BEGIN

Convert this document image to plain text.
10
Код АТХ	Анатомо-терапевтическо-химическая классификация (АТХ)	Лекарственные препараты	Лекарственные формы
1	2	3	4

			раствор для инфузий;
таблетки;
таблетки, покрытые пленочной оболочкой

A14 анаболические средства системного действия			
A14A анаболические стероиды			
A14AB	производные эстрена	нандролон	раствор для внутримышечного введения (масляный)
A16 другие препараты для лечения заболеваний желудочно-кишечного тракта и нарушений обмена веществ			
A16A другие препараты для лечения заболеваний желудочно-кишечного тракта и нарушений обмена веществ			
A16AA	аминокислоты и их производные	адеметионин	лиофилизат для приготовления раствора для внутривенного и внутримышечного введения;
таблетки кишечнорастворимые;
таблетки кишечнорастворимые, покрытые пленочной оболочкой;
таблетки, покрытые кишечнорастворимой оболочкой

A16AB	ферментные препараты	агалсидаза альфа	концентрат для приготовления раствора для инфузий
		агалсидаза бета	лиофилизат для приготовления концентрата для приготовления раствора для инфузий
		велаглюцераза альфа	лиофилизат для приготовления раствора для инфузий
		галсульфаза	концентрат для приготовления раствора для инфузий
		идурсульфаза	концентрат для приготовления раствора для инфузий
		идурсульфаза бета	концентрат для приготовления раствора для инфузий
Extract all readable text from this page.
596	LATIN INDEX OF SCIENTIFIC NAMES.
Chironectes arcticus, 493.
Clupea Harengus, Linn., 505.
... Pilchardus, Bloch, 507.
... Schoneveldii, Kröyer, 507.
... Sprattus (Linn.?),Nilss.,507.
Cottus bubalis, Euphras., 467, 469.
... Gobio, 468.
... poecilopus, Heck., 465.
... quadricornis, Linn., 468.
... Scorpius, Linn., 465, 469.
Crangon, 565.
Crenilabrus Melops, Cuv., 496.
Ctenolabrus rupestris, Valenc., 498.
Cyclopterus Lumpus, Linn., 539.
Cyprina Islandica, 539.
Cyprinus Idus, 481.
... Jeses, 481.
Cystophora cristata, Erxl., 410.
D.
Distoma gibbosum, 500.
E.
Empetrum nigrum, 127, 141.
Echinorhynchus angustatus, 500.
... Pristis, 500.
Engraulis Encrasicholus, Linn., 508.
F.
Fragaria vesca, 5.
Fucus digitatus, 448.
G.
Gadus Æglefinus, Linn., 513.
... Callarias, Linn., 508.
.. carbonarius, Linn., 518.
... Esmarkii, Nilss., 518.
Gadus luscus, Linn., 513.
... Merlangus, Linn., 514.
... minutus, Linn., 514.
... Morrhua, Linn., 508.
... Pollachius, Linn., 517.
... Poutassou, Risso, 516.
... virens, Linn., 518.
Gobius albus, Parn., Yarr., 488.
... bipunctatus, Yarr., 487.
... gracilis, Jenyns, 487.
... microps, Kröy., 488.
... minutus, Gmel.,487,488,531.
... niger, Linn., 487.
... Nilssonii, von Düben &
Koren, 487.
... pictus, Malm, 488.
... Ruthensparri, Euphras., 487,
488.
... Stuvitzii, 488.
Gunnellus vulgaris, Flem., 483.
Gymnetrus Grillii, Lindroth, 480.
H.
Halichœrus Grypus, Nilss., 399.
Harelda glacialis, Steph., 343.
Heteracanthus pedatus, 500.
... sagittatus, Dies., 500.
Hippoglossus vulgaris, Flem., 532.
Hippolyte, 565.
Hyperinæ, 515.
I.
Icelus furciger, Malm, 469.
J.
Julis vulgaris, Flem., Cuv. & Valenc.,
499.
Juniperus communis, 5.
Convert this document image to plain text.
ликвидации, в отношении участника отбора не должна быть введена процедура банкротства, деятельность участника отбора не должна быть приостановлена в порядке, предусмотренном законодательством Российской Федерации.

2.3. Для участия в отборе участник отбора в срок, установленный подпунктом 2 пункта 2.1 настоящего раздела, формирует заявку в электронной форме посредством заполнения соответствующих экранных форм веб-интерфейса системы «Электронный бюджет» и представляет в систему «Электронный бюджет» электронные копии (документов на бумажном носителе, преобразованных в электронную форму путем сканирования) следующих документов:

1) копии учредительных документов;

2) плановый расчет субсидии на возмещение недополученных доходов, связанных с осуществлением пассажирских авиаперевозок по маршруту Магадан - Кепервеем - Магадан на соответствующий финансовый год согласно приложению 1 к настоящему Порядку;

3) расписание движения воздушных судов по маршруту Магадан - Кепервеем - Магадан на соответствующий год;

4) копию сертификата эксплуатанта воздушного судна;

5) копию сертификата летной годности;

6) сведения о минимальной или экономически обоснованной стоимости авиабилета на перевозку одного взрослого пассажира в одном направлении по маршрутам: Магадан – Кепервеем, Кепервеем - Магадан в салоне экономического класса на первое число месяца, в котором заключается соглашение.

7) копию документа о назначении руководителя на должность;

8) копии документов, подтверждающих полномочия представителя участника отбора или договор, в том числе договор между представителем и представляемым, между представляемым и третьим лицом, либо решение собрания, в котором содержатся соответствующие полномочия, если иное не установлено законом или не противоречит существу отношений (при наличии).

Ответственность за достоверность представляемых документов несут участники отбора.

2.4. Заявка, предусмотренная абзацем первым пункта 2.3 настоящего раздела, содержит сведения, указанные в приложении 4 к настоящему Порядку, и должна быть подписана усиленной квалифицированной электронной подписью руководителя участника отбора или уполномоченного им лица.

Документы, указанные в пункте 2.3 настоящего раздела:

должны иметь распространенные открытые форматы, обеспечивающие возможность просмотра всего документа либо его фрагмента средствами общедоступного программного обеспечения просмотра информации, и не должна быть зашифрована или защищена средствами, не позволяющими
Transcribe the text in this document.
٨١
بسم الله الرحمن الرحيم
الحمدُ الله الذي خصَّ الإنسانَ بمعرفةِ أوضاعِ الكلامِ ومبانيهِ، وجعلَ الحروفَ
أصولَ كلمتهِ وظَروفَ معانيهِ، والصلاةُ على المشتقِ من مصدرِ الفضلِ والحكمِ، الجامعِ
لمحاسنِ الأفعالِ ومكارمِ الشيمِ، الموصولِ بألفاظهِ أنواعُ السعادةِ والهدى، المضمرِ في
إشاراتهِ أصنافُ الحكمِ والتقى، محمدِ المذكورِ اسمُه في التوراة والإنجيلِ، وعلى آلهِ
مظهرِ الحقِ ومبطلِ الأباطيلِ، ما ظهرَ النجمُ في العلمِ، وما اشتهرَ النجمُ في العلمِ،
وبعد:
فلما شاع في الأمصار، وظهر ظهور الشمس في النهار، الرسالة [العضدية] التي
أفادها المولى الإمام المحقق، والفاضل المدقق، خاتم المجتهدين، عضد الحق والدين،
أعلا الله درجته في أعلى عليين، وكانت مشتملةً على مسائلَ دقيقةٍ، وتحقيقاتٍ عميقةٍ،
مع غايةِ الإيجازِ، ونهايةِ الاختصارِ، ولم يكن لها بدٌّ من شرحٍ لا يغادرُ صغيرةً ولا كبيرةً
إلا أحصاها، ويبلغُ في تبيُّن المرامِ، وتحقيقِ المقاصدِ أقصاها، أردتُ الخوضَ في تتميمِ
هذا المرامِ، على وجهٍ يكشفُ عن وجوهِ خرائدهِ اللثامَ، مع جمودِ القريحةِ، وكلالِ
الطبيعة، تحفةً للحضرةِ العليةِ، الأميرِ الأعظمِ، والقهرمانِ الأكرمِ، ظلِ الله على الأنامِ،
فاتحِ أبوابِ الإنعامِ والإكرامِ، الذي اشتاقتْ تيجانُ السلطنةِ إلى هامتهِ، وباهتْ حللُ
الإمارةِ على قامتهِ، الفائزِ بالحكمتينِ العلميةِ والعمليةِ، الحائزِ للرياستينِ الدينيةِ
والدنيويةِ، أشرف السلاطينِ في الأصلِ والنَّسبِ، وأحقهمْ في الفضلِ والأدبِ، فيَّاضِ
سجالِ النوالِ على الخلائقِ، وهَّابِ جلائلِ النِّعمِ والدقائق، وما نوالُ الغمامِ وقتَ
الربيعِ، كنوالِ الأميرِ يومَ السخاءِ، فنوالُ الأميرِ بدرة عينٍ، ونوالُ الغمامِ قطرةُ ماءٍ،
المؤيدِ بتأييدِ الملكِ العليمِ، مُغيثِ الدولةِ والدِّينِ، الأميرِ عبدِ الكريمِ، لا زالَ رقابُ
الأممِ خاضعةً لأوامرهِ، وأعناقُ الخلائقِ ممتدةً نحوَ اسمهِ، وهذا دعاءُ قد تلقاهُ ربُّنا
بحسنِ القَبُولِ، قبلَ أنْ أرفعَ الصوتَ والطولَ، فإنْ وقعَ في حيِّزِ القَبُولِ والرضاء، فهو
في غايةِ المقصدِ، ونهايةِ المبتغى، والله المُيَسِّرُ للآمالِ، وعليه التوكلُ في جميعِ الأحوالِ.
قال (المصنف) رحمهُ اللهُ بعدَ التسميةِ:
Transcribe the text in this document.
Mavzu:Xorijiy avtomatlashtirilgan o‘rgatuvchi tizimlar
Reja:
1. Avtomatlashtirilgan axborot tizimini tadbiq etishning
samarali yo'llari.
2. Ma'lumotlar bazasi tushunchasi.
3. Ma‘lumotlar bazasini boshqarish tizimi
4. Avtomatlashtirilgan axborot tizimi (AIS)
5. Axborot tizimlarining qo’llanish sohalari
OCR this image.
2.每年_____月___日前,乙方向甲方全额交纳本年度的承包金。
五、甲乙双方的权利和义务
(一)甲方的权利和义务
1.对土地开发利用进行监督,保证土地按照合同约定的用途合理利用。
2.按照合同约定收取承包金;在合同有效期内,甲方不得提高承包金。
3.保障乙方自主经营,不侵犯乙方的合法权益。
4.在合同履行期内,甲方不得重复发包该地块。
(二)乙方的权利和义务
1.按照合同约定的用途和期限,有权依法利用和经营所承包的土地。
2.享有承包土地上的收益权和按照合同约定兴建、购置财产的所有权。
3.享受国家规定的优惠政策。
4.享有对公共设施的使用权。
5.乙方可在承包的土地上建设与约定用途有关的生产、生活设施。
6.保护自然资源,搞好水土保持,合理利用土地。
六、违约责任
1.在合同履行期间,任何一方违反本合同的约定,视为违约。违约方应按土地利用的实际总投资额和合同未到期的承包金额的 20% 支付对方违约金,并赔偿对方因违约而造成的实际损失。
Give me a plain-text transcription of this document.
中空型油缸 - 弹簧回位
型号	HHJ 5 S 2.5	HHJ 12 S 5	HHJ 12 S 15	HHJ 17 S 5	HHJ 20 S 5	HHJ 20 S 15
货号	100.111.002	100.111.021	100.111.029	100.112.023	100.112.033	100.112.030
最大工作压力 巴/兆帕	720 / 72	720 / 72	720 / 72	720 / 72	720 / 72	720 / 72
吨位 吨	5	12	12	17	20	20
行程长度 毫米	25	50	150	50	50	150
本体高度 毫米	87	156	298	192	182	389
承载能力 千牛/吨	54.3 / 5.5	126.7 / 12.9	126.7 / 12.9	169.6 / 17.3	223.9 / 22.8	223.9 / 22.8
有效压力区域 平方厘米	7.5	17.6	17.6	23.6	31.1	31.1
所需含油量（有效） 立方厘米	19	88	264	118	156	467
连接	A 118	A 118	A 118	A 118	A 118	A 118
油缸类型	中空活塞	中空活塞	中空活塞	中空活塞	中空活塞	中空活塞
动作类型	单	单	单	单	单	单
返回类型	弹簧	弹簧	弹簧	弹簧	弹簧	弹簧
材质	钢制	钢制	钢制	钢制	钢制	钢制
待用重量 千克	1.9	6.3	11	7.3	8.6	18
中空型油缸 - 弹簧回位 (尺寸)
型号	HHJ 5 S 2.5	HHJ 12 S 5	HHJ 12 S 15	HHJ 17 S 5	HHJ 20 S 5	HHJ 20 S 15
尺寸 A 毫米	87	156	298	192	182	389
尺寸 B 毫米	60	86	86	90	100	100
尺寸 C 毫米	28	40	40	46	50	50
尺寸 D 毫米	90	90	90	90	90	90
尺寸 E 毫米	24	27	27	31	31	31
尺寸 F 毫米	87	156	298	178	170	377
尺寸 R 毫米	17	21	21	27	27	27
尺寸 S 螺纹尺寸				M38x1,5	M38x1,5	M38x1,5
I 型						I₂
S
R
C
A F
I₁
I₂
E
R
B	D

END

**GOAL OF THE EXERCISE**
What is the number of lines containing "غاية"? Give that number only.

**THE COMPLETED TASK**
2